**Given problem**
Output every line exactly as written. Leave out pictures.

**Data extracted from a collection**
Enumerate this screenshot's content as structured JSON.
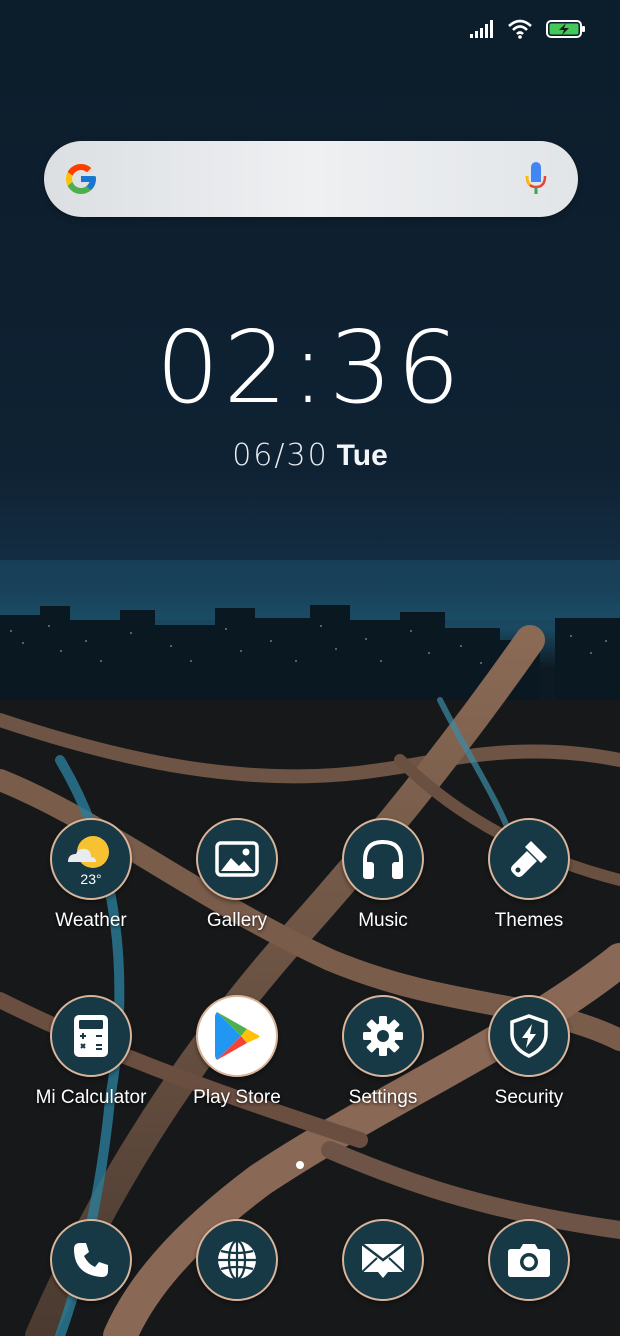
{
  "status_bar": {
    "signal_icon": "signal-bars-icon",
    "wifi_icon": "wifi-icon",
    "battery_icon": "battery-charging-icon",
    "battery_color": "#43c95a"
  },
  "search": {
    "logo_icon": "google-g-icon",
    "mic_icon": "microphone-icon",
    "placeholder": ""
  },
  "clock": {
    "time": "02:36",
    "date": "06/30",
    "weekday": "Tue"
  },
  "apps_row1": [
    {
      "label": "Weather",
      "icon": "weather-sun-cloud-icon",
      "temp": "23°"
    },
    {
      "label": "Gallery",
      "icon": "image-icon"
    },
    {
      "label": "Music",
      "icon": "headphones-icon"
    },
    {
      "label": "Themes",
      "icon": "paintbrush-icon"
    }
  ],
  "apps_row2": [
    {
      "label": "Mi Calculator",
      "icon": "calculator-icon"
    },
    {
      "label": "Play Store",
      "icon": "play-store-icon"
    },
    {
      "label": "Settings",
      "icon": "gear-icon"
    },
    {
      "label": "Security",
      "icon": "shield-bolt-icon"
    }
  ],
  "dock": [
    {
      "icon": "phone-icon"
    },
    {
      "icon": "globe-icon"
    },
    {
      "icon": "mail-icon"
    },
    {
      "icon": "camera-icon"
    }
  ],
  "colors": {
    "icon_ring": "#d8b49a",
    "icon_fill": "#173845",
    "sky_top": "#0d1f2d"
  }
}
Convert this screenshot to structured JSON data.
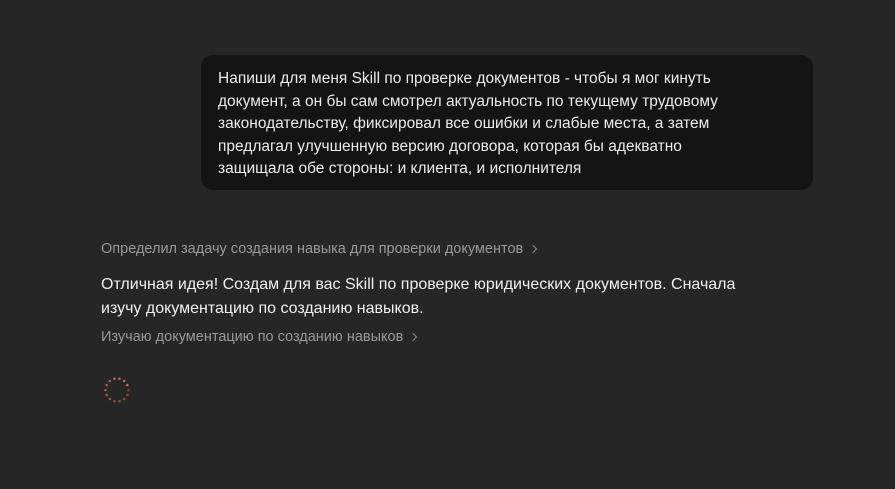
{
  "conversation": {
    "user_message": "Напиши для меня Skill по проверке документов - чтобы я мог кинуть\nдокумент, а он бы сам смотрел актуальность по текущему трудовому\nзаконодательству, фиксировал все ошибки и слабые места, а затем\nпредлагал улучшенную версию договора, которая бы адекватно\nзащищала обе стороны: и клиента, и исполнителя",
    "steps": [
      {
        "label": "Определил задачу создания навыка для проверки документов"
      },
      {
        "label": "Изучаю документацию по созданию навыков"
      }
    ],
    "assistant_message": "Отличная идея! Создам для вас Skill по проверке юридических документов. Сначала\nизучу документацию по созданию навыков."
  },
  "colors": {
    "background": "#262626",
    "user_bubble": "#141414",
    "spinner_accent": "#d97757"
  },
  "icons": {
    "step_chevron": "chevron-right-icon",
    "loading": "loading-spinner-icon"
  }
}
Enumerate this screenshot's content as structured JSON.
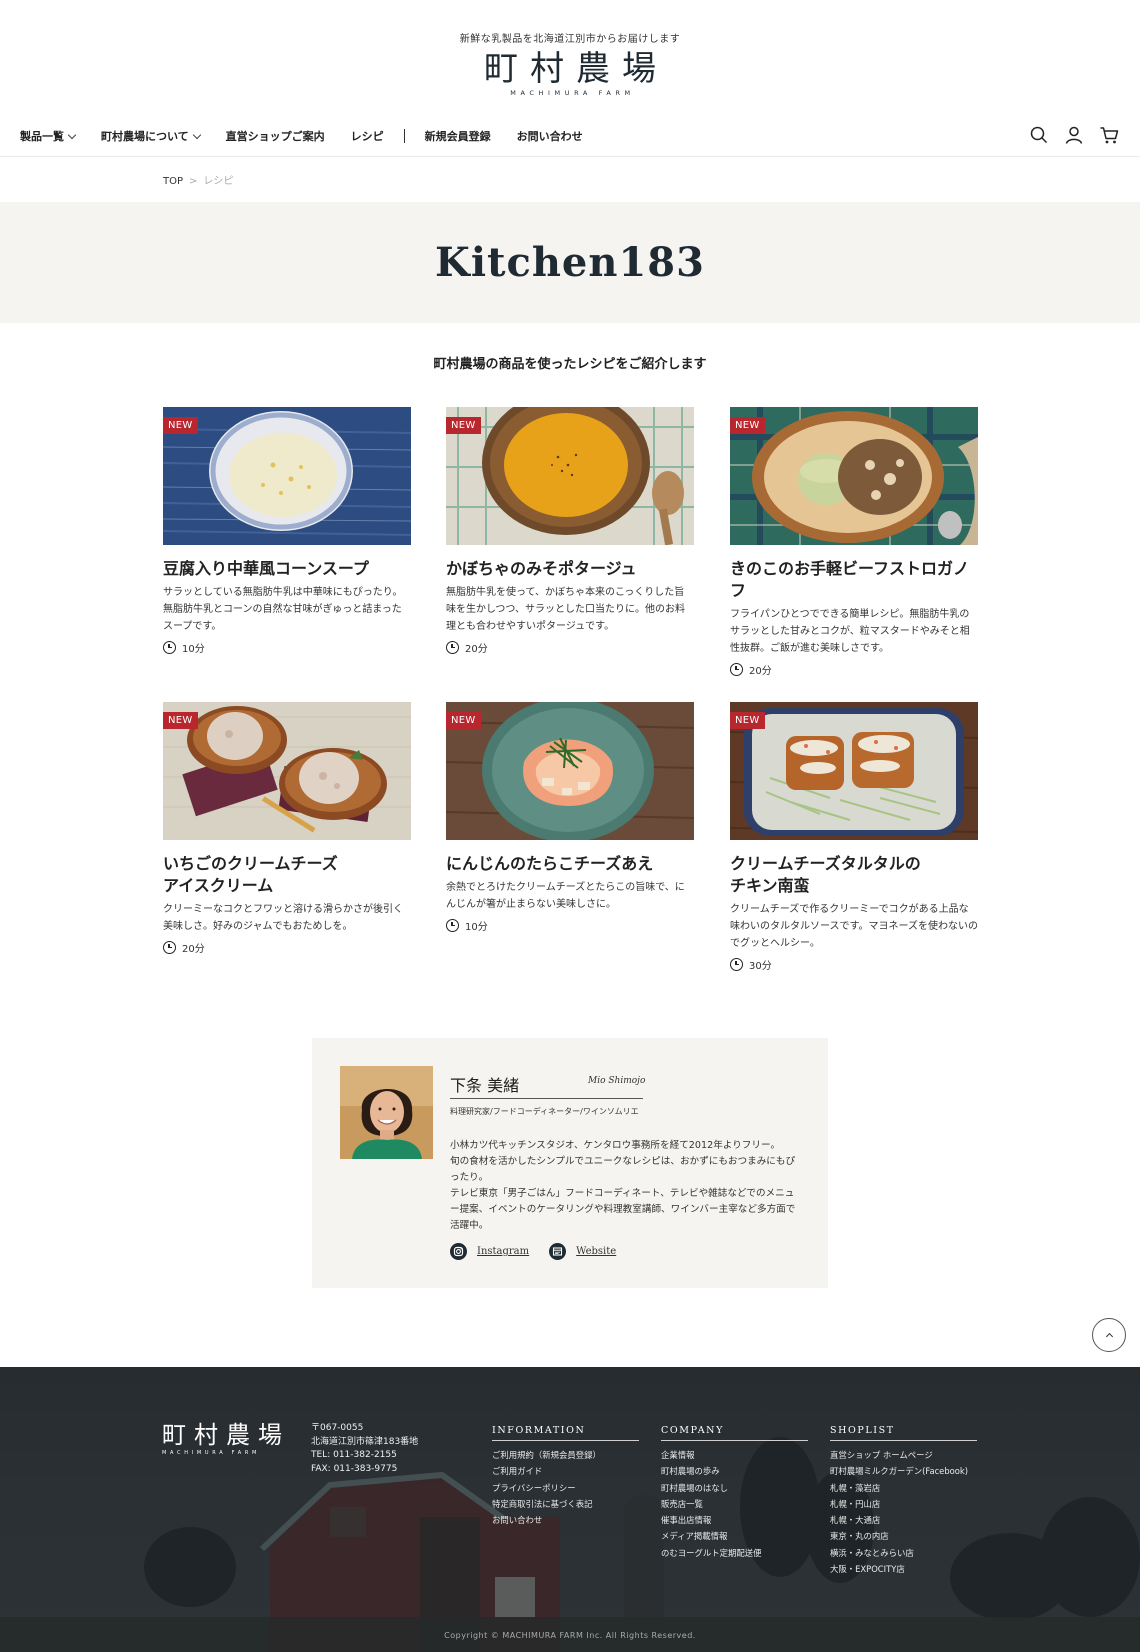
{
  "header": {
    "tagline": "新鮮な乳製品を北海道江別市からお届けします",
    "logo_jp": "町村農場",
    "logo_en": "MACHIMURA FARM",
    "nav": [
      {
        "label": "製品一覧",
        "has_dropdown": true
      },
      {
        "label": "町村農場について",
        "has_dropdown": true
      },
      {
        "label": "直営ショップご案内",
        "has_dropdown": false
      },
      {
        "label": "レシピ",
        "has_dropdown": false
      },
      {
        "label": "新規会員登録",
        "has_dropdown": false
      },
      {
        "label": "お問い合わせ",
        "has_dropdown": false
      }
    ],
    "icons": [
      "search-icon",
      "user-icon",
      "cart-icon"
    ]
  },
  "breadcrumb": {
    "home": "TOP",
    "separator": ">",
    "current": "レシピ"
  },
  "hero": {
    "title": "Kitchen183"
  },
  "intro": "町村農場の商品を使ったレシピをご紹介します",
  "badge_label": "NEW",
  "recipes": [
    {
      "title": "豆腐入り中華風コーンスープ",
      "desc": "サラッとしている無脂肪牛乳は中華味にもぴったり。無脂肪牛乳とコーンの自然な甘味がぎゅっと詰まったスープです。",
      "time": "10分",
      "image": "corn-soup-photo"
    },
    {
      "title": "かぼちゃのみそポタージュ",
      "desc": "無脂肪牛乳を使って、かぼちゃ本来のこっくりした旨味を生かしつつ、サラッとした口当たりに。他のお料理とも合わせやすいポタージュです。",
      "time": "20分",
      "image": "pumpkin-potage-photo"
    },
    {
      "title": "きのこのお手軽ビーフストロガノフ",
      "desc": "フライパンひとつでできる簡単レシピ。無脂肪牛乳のサラッとした甘みとコクが、粒マスタードやみそと相性抜群。ご飯が進む美味しさです。",
      "time": "20分",
      "image": "beef-stroganoff-photo"
    },
    {
      "title": "いちごのクリームチーズ\nアイスクリーム",
      "desc": "クリーミーなコクとフワッと溶ける滑らかさが後引く美味しさ。好みのジャムでもおためしを。",
      "time": "20分",
      "image": "strawberry-ice-cream-photo"
    },
    {
      "title": "にんじんのたらこチーズあえ",
      "desc": "余熱でとろけたクリームチーズとたらこの旨味で、にんじんが箸が止まらない美味しさに。",
      "time": "10分",
      "image": "carrot-tarako-photo"
    },
    {
      "title": "クリームチーズタルタルの\nチキン南蛮",
      "desc": "クリームチーズで作るクリーミーでコクがある上品な味わいのタルタルソースです。マヨネーズを使わないのでグッとヘルシー。",
      "time": "30分",
      "image": "chicken-nanban-photo"
    }
  ],
  "profile": {
    "name": "下条 美緒",
    "roman": "Mio Shimojo",
    "role": "料理研究家/フードコーディネーター/ワインソムリエ",
    "bio": [
      "小林カツ代キッチンスタジオ、ケンタロウ事務所を経て2012年よりフリー。",
      "旬の食材を活かしたシンプルでユニークなレシピは、おかずにもおつまみにもぴったり。",
      "テレビ東京「男子ごはん」フードコーディネート、テレビや雑誌などでのメニュー提案、イベントのケータリングや料理教室講師、ワインバー主宰など多方面で活躍中。"
    ],
    "links": [
      {
        "label": "Instagram",
        "icon": "instagram-icon"
      },
      {
        "label": "Website",
        "icon": "website-icon"
      }
    ]
  },
  "footer": {
    "logo_jp": "町村農場",
    "logo_en": "MACHIMURA FARM",
    "address": [
      "〒067-0055",
      "北海道江別市篠津183番地",
      "TEL: 011-382-2155",
      "FAX: 011-383-9775"
    ],
    "columns": [
      {
        "heading": "INFORMATION",
        "items": [
          "ご利用規約（新規会員登録）",
          "ご利用ガイド",
          "プライバシーポリシー",
          "特定商取引法に基づく表記",
          "お問い合わせ"
        ]
      },
      {
        "heading": "COMPANY",
        "items": [
          "企業情報",
          "町村農場の歩み",
          "町村農場のはなし",
          "販売店一覧",
          "催事出店情報",
          "メディア掲載情報",
          "のむヨーグルト定期配送便"
        ]
      },
      {
        "heading": "SHOPLIST",
        "items": [
          "直営ショップ ホームページ",
          "町村農場ミルクガーデン(Facebook)",
          "札幌・藻岩店",
          "札幌・円山店",
          "札幌・大通店",
          "東京・丸の内店",
          "横浜・みなとみらい店",
          "大阪・EXPOCITY店"
        ]
      }
    ],
    "copyright": "Copyright © MACHIMURA FARM Inc. All Rights Reserved."
  }
}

**Finished exercise**
Enumerate this screenshot's content as structured JSON.
{
  "status_bar": {
    "signal_icon": "signal-bars-icon",
    "wifi_icon": "wifi-icon",
    "battery_icon": "battery-charging-icon",
    "battery_color": "#43c95a"
  },
  "search": {
    "logo_icon": "google-g-icon",
    "mic_icon": "microphone-icon",
    "placeholder": ""
  },
  "clock": {
    "time": "02:36",
    "date": "06/30",
    "weekday": "Tue"
  },
  "apps_row1": [
    {
      "label": "Weather",
      "icon": "weather-sun-cloud-icon",
      "temp": "23°"
    },
    {
      "label": "Gallery",
      "icon": "image-icon"
    },
    {
      "label": "Music",
      "icon": "headphones-icon"
    },
    {
      "label": "Themes",
      "icon": "paintbrush-icon"
    }
  ],
  "apps_row2": [
    {
      "label": "Mi Calculator",
      "icon": "calculator-icon"
    },
    {
      "label": "Play Store",
      "icon": "play-store-icon"
    },
    {
      "label": "Settings",
      "icon": "gear-icon"
    },
    {
      "label": "Security",
      "icon": "shield-bolt-icon"
    }
  ],
  "dock": [
    {
      "icon": "phone-icon"
    },
    {
      "icon": "globe-icon"
    },
    {
      "icon": "mail-icon"
    },
    {
      "icon": "camera-icon"
    }
  ],
  "colors": {
    "icon_ring": "#d8b49a",
    "icon_fill": "#173845",
    "sky_top": "#0d1f2d"
  }
}
Convert this screenshot to structured JSON data.
{
  "conversation": {
    "user_message": "Напиши для меня Skill по проверке документов - чтобы я мог кинуть\nдокумент, а он бы сам смотрел актуальность по текущему трудовому\nзаконодательству, фиксировал все ошибки и слабые места, а затем\nпредлагал улучшенную версию договора, которая бы адекватно\nзащищала обе стороны: и клиента, и исполнителя",
    "steps": [
      {
        "label": "Определил задачу создания навыка для проверки документов"
      },
      {
        "label": "Изучаю документацию по созданию навыков"
      }
    ],
    "assistant_message": "Отличная идея! Создам для вас Skill по проверке юридических документов. Сначала\nизучу документацию по созданию навыков."
  },
  "colors": {
    "background": "#262626",
    "user_bubble": "#141414",
    "spinner_accent": "#d97757"
  },
  "icons": {
    "step_chevron": "chevron-right-icon",
    "loading": "loading-spinner-icon"
  }
}
Enumerate this screenshot's content as structured JSON.
{
  "header": {
    "tagline": "新鮮な乳製品を北海道江別市からお届けします",
    "logo_jp": "町村農場",
    "logo_en": "MACHIMURA FARM",
    "nav": [
      {
        "label": "製品一覧",
        "has_dropdown": true
      },
      {
        "label": "町村農場について",
        "has_dropdown": true
      },
      {
        "label": "直営ショップご案内",
        "has_dropdown": false
      },
      {
        "label": "レシピ",
        "has_dropdown": false
      },
      {
        "label": "新規会員登録",
        "has_dropdown": false
      },
      {
        "label": "お問い合わせ",
        "has_dropdown": false
      }
    ],
    "icons": [
      "search-icon",
      "user-icon",
      "cart-icon"
    ]
  },
  "breadcrumb": {
    "home": "TOP",
    "separator": ">",
    "current": "レシピ"
  },
  "hero": {
    "title": "Kitchen183"
  },
  "intro": "町村農場の商品を使ったレシピをご紹介します",
  "badge_label": "NEW",
  "recipes": [
    {
      "title": "豆腐入り中華風コーンスープ",
      "desc": "サラッとしている無脂肪牛乳は中華味にもぴったり。無脂肪牛乳とコーンの自然な甘味がぎゅっと詰まったスープです。",
      "time": "10分",
      "image": "corn-soup-photo"
    },
    {
      "title": "かぼちゃのみそポタージュ",
      "desc": "無脂肪牛乳を使って、かぼちゃ本来のこっくりした旨味を生かしつつ、サラッとした口当たりに。他のお料理とも合わせやすいポタージュです。",
      "time": "20分",
      "image": "pumpkin-potage-photo"
    },
    {
      "title": "きのこのお手軽ビーフストロガノフ",
      "desc": "フライパンひとつでできる簡単レシピ。無脂肪牛乳のサラッとした甘みとコクが、粒マスタードやみそと相性抜群。ご飯が進む美味しさです。",
      "time": "20分",
      "image": "beef-stroganoff-photo"
    },
    {
      "title": "いちごのクリームチーズ\nアイスクリーム",
      "desc": "クリーミーなコクとフワッと溶ける滑らかさが後引く美味しさ。好みのジャムでもおためしを。",
      "time": "20分",
      "image": "strawberry-ice-cream-photo"
    },
    {
      "title": "にんじんのたらこチーズあえ",
      "desc": "余熱でとろけたクリームチーズとたらこの旨味で、にんじんが箸が止まらない美味しさに。",
      "time": "10分",
      "image": "carrot-tarako-photo"
    },
    {
      "title": "クリームチーズタルタルの\nチキン南蛮",
      "desc": "クリームチーズで作るクリーミーでコクがある上品な味わいのタルタルソースです。マヨネーズを使わないのでグッとヘルシー。",
      "time": "30分",
      "image": "chicken-nanban-photo"
    }
  ],
  "profile": {
    "name": "下条 美緒",
    "roman": "Mio Shimojo",
    "role": "料理研究家/フードコーディネーター/ワインソムリエ",
    "bio": [
      "小林カツ代キッチンスタジオ、ケンタロウ事務所を経て2012年よりフリー。",
      "旬の食材を活かしたシンプルでユニークなレシピは、おかずにもおつまみにもぴったり。",
      "テレビ東京「男子ごはん」フードコーディネート、テレビや雑誌などでのメニュー提案、イベントのケータリングや料理教室講師、ワインバー主宰など多方面で活躍中。"
    ],
    "links": [
      {
        "label": "Instagram",
        "icon": "instagram-icon"
      },
      {
        "label": "Website",
        "icon": "website-icon"
      }
    ]
  },
  "footer": {
    "logo_jp": "町村農場",
    "logo_en": "MACHIMURA FARM",
    "address": [
      "〒067-0055",
      "北海道江別市篠津183番地",
      "TEL: 011-382-2155",
      "FAX: 011-383-9775"
    ],
    "columns": [
      {
        "heading": "INFORMATION",
        "items": [
          "ご利用規約（新規会員登録）",
          "ご利用ガイド",
          "プライバシーポリシー",
          "特定商取引法に基づく表記",
          "お問い合わせ"
        ]
      },
      {
        "heading": "COMPANY",
        "items": [
          "企業情報",
          "町村農場の歩み",
          "町村農場のはなし",
          "販売店一覧",
          "催事出店情報",
          "メディア掲載情報",
          "のむヨーグルト定期配送便"
        ]
      },
      {
        "heading": "SHOPLIST",
        "items": [
          "直営ショップ ホームページ",
          "町村農場ミルクガーデン(Facebook)",
          "札幌・藻岩店",
          "札幌・円山店",
          "札幌・大通店",
          "東京・丸の内店",
          "横浜・みなとみらい店",
          "大阪・EXPOCITY店"
        ]
      }
    ],
    "copyright": "Copyright © MACHIMURA FARM Inc. All Rights Reserved."
  }
}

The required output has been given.